= Task instructions =
Could you write out the records below exactly as they appear, leaving out any pictures?

= Records supplied =
+---+

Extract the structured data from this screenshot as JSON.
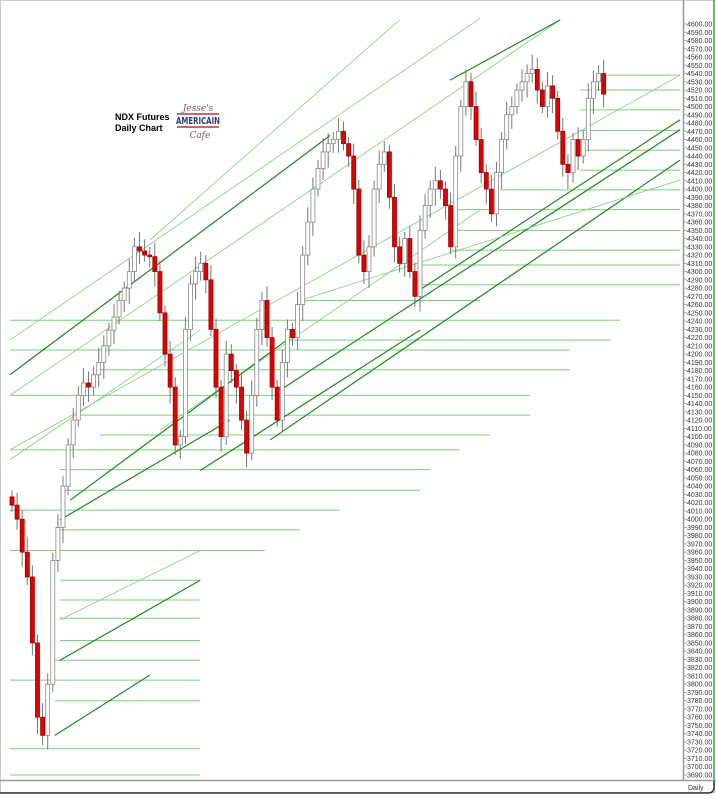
{
  "chart_data": {
    "type": "candlestick",
    "title_lines": [
      "NDX  Futures",
      "Daily Chart"
    ],
    "logo_text": [
      "Jesse's",
      "AMERICAIN",
      "Cafe"
    ],
    "period_label": "Daily",
    "ylim": [
      3690,
      4600
    ],
    "yticks": {
      "start": 3690,
      "end": 4600,
      "step": 10,
      "format_decimals": 2
    },
    "grid": false,
    "colors": {
      "down": "#e00000",
      "up_fill": "#ffffff",
      "up_outline": "#888888",
      "trend_dark": "#1a8a1a",
      "trend_light": "#7fcf7f",
      "axis": "#999999",
      "border": "#3cb043"
    },
    "close": [
      4017,
      4000,
      3960,
      3930,
      3850,
      3760,
      3738,
      3800,
      3950,
      3990,
      4040,
      4090,
      4120,
      4150,
      4165,
      4160,
      4175,
      4190,
      4210,
      4229,
      4245,
      4265,
      4280,
      4300,
      4330,
      4325,
      4320,
      4318,
      4300,
      4250,
      4200,
      4160,
      4090,
      4100,
      4230,
      4285,
      4300,
      4310,
      4290,
      4230,
      4160,
      4100,
      4200,
      4180,
      4160,
      4120,
      4080,
      4150,
      4230,
      4265,
      4220,
      4160,
      4120,
      4190,
      4230,
      4220,
      4260,
      4320,
      4360,
      4400,
      4425,
      4445,
      4455,
      4460,
      4470,
      4455,
      4440,
      4400,
      4320,
      4300,
      4330,
      4400,
      4430,
      4445,
      4390,
      4330,
      4310,
      4340,
      4300,
      4270,
      4350,
      4380,
      4400,
      4410,
      4400,
      4380,
      4330,
      4440,
      4500,
      4530,
      4500,
      4460,
      4420,
      4400,
      4370,
      4420,
      4460,
      4490,
      4500,
      4520,
      4530,
      4540,
      4545,
      4520,
      4500,
      4525,
      4510,
      4470,
      4430,
      4420,
      4460,
      4440,
      4460,
      4510,
      4530,
      4540,
      4515
    ],
    "trendlines_diagonal": [
      {
        "from": [
          -0.4,
          4175
        ],
        "to": [
          62.4,
          4465
        ],
        "style": "dark"
      },
      {
        "from": [
          -0.4,
          4217
        ],
        "to": [
          91.8,
          4607
        ],
        "style": "light"
      },
      {
        "from": [
          -0.4,
          4150
        ],
        "to": [
          107.5,
          4605
        ],
        "style": "light"
      },
      {
        "from": [
          -0.4,
          4084
        ],
        "to": [
          131,
          4538
        ],
        "style": "light"
      },
      {
        "from": [
          -0.4,
          4072
        ],
        "to": [
          36.9,
          4229
        ],
        "style": "light"
      },
      {
        "from": [
          9.4,
          3999
        ],
        "to": [
          42.7,
          4120
        ],
        "style": "dark"
      },
      {
        "from": [
          8.4,
          3738
        ],
        "to": [
          27,
          3811
        ],
        "style": "dark"
      },
      {
        "from": [
          9.4,
          3829
        ],
        "to": [
          36.9,
          3926
        ],
        "style": "dark"
      },
      {
        "from": [
          9.4,
          3878
        ],
        "to": [
          36.9,
          3962
        ],
        "style": "light"
      },
      {
        "from": [
          52.5,
          4156
        ],
        "to": [
          131,
          4472
        ],
        "style": "dark"
      },
      {
        "from": [
          50.6,
          4096
        ],
        "to": [
          131,
          4435
        ],
        "style": "dark"
      },
      {
        "from": [
          80,
          4278
        ],
        "to": [
          131,
          4484
        ],
        "style": "dark"
      },
      {
        "from": [
          85.9,
          4532
        ],
        "to": [
          107.5,
          4605
        ],
        "style": "dark"
      },
      {
        "from": [
          29,
          4108
        ],
        "to": [
          91.8,
          4375
        ],
        "style": "light"
      },
      {
        "from": [
          56.5,
          4265
        ],
        "to": [
          131,
          4411
        ],
        "style": "light"
      },
      {
        "from": [
          11.4,
          4023
        ],
        "to": [
          56.5,
          4229
        ],
        "style": "dark"
      },
      {
        "from": [
          36.9,
          4059
        ],
        "to": [
          80,
          4229
        ],
        "style": "dark"
      },
      {
        "from": [
          27,
          4338
        ],
        "to": [
          76,
          4605
        ],
        "style": "light"
      }
    ],
    "trendlines_horizontal": [
      [
        3690,
        -0.4,
        36.9
      ],
      [
        3722,
        -0.4,
        36.9
      ],
      [
        3780,
        8.4,
        36.9
      ],
      [
        3805,
        -0.4,
        36.9
      ],
      [
        3829,
        8.4,
        36.9
      ],
      [
        3853,
        9.4,
        36.9
      ],
      [
        3880,
        9.4,
        36.9
      ],
      [
        3902,
        9.4,
        36.9
      ],
      [
        3926,
        9.4,
        36.9
      ],
      [
        3962,
        -0.4,
        49.6
      ],
      [
        3987,
        9.4,
        56.5
      ],
      [
        4011,
        -0.4,
        64.3
      ],
      [
        4035,
        9.4,
        80
      ],
      [
        4060,
        9.4,
        82
      ],
      [
        4084,
        -0.4,
        87.8
      ],
      [
        4102,
        17.3,
        93.7
      ],
      [
        4126,
        13.3,
        101.6
      ],
      [
        4150,
        -0.4,
        101.6
      ],
      [
        4181,
        17.3,
        109.4
      ],
      [
        4205,
        -0.4,
        109.4
      ],
      [
        4217,
        54.5,
        117.3
      ],
      [
        4241,
        -0.4,
        119.2
      ],
      [
        4265,
        56.5,
        91.8
      ],
      [
        4284,
        80,
        131
      ],
      [
        4308,
        80,
        131
      ],
      [
        4326,
        85.9,
        131
      ],
      [
        4350,
        85.9,
        131
      ],
      [
        4375,
        85.9,
        131
      ],
      [
        4399,
        95.7,
        131
      ],
      [
        4423,
        111.4,
        131
      ],
      [
        4447,
        111.4,
        131
      ],
      [
        4471,
        111.4,
        131
      ],
      [
        4496,
        111.4,
        131
      ],
      [
        4520,
        111.4,
        131
      ],
      [
        4538,
        115.3,
        131
      ]
    ]
  }
}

+---+

= The solution =
Extract the structured data from this screenshot as JSON.
{
  "chart_data": {
    "type": "candlestick",
    "title_lines": [
      "NDX  Futures",
      "Daily Chart"
    ],
    "logo_text": [
      "Jesse's",
      "AMERICAIN",
      "Cafe"
    ],
    "period_label": "Daily",
    "ylim": [
      3690,
      4600
    ],
    "yticks": {
      "start": 3690,
      "end": 4600,
      "step": 10,
      "format_decimals": 2
    },
    "grid": false,
    "colors": {
      "down": "#e00000",
      "up_fill": "#ffffff",
      "up_outline": "#888888",
      "trend_dark": "#1a8a1a",
      "trend_light": "#7fcf7f",
      "axis": "#999999",
      "border": "#3cb043"
    },
    "close": [
      4017,
      4000,
      3960,
      3930,
      3850,
      3760,
      3738,
      3800,
      3950,
      3990,
      4040,
      4090,
      4120,
      4150,
      4165,
      4160,
      4175,
      4190,
      4210,
      4229,
      4245,
      4265,
      4280,
      4300,
      4330,
      4325,
      4320,
      4318,
      4300,
      4250,
      4200,
      4160,
      4090,
      4100,
      4230,
      4285,
      4300,
      4310,
      4290,
      4230,
      4160,
      4100,
      4200,
      4180,
      4160,
      4120,
      4080,
      4150,
      4230,
      4265,
      4220,
      4160,
      4120,
      4190,
      4230,
      4220,
      4260,
      4320,
      4360,
      4400,
      4425,
      4445,
      4455,
      4460,
      4470,
      4455,
      4440,
      4400,
      4320,
      4300,
      4330,
      4400,
      4430,
      4445,
      4390,
      4330,
      4310,
      4340,
      4300,
      4270,
      4350,
      4380,
      4400,
      4410,
      4400,
      4380,
      4330,
      4440,
      4500,
      4530,
      4500,
      4460,
      4420,
      4400,
      4370,
      4420,
      4460,
      4490,
      4500,
      4520,
      4530,
      4540,
      4545,
      4520,
      4500,
      4525,
      4510,
      4470,
      4430,
      4420,
      4460,
      4440,
      4460,
      4510,
      4530,
      4540,
      4515
    ],
    "trendlines_diagonal": [
      {
        "from": [
          -0.4,
          4175
        ],
        "to": [
          62.4,
          4465
        ],
        "style": "dark"
      },
      {
        "from": [
          -0.4,
          4217
        ],
        "to": [
          91.8,
          4607
        ],
        "style": "light"
      },
      {
        "from": [
          -0.4,
          4150
        ],
        "to": [
          107.5,
          4605
        ],
        "style": "light"
      },
      {
        "from": [
          -0.4,
          4084
        ],
        "to": [
          131,
          4538
        ],
        "style": "light"
      },
      {
        "from": [
          -0.4,
          4072
        ],
        "to": [
          36.9,
          4229
        ],
        "style": "light"
      },
      {
        "from": [
          9.4,
          3999
        ],
        "to": [
          42.7,
          4120
        ],
        "style": "dark"
      },
      {
        "from": [
          8.4,
          3738
        ],
        "to": [
          27,
          3811
        ],
        "style": "dark"
      },
      {
        "from": [
          9.4,
          3829
        ],
        "to": [
          36.9,
          3926
        ],
        "style": "dark"
      },
      {
        "from": [
          9.4,
          3878
        ],
        "to": [
          36.9,
          3962
        ],
        "style": "light"
      },
      {
        "from": [
          52.5,
          4156
        ],
        "to": [
          131,
          4472
        ],
        "style": "dark"
      },
      {
        "from": [
          50.6,
          4096
        ],
        "to": [
          131,
          4435
        ],
        "style": "dark"
      },
      {
        "from": [
          80,
          4278
        ],
        "to": [
          131,
          4484
        ],
        "style": "dark"
      },
      {
        "from": [
          85.9,
          4532
        ],
        "to": [
          107.5,
          4605
        ],
        "style": "dark"
      },
      {
        "from": [
          29,
          4108
        ],
        "to": [
          91.8,
          4375
        ],
        "style": "light"
      },
      {
        "from": [
          56.5,
          4265
        ],
        "to": [
          131,
          4411
        ],
        "style": "light"
      },
      {
        "from": [
          11.4,
          4023
        ],
        "to": [
          56.5,
          4229
        ],
        "style": "dark"
      },
      {
        "from": [
          36.9,
          4059
        ],
        "to": [
          80,
          4229
        ],
        "style": "dark"
      },
      {
        "from": [
          27,
          4338
        ],
        "to": [
          76,
          4605
        ],
        "style": "light"
      }
    ],
    "trendlines_horizontal": [
      [
        3690,
        -0.4,
        36.9
      ],
      [
        3722,
        -0.4,
        36.9
      ],
      [
        3780,
        8.4,
        36.9
      ],
      [
        3805,
        -0.4,
        36.9
      ],
      [
        3829,
        8.4,
        36.9
      ],
      [
        3853,
        9.4,
        36.9
      ],
      [
        3880,
        9.4,
        36.9
      ],
      [
        3902,
        9.4,
        36.9
      ],
      [
        3926,
        9.4,
        36.9
      ],
      [
        3962,
        -0.4,
        49.6
      ],
      [
        3987,
        9.4,
        56.5
      ],
      [
        4011,
        -0.4,
        64.3
      ],
      [
        4035,
        9.4,
        80
      ],
      [
        4060,
        9.4,
        82
      ],
      [
        4084,
        -0.4,
        87.8
      ],
      [
        4102,
        17.3,
        93.7
      ],
      [
        4126,
        13.3,
        101.6
      ],
      [
        4150,
        -0.4,
        101.6
      ],
      [
        4181,
        17.3,
        109.4
      ],
      [
        4205,
        -0.4,
        109.4
      ],
      [
        4217,
        54.5,
        117.3
      ],
      [
        4241,
        -0.4,
        119.2
      ],
      [
        4265,
        56.5,
        91.8
      ],
      [
        4284,
        80,
        131
      ],
      [
        4308,
        80,
        131
      ],
      [
        4326,
        85.9,
        131
      ],
      [
        4350,
        85.9,
        131
      ],
      [
        4375,
        85.9,
        131
      ],
      [
        4399,
        95.7,
        131
      ],
      [
        4423,
        111.4,
        131
      ],
      [
        4447,
        111.4,
        131
      ],
      [
        4471,
        111.4,
        131
      ],
      [
        4496,
        111.4,
        131
      ],
      [
        4520,
        111.4,
        131
      ],
      [
        4538,
        115.3,
        131
      ]
    ]
  }
}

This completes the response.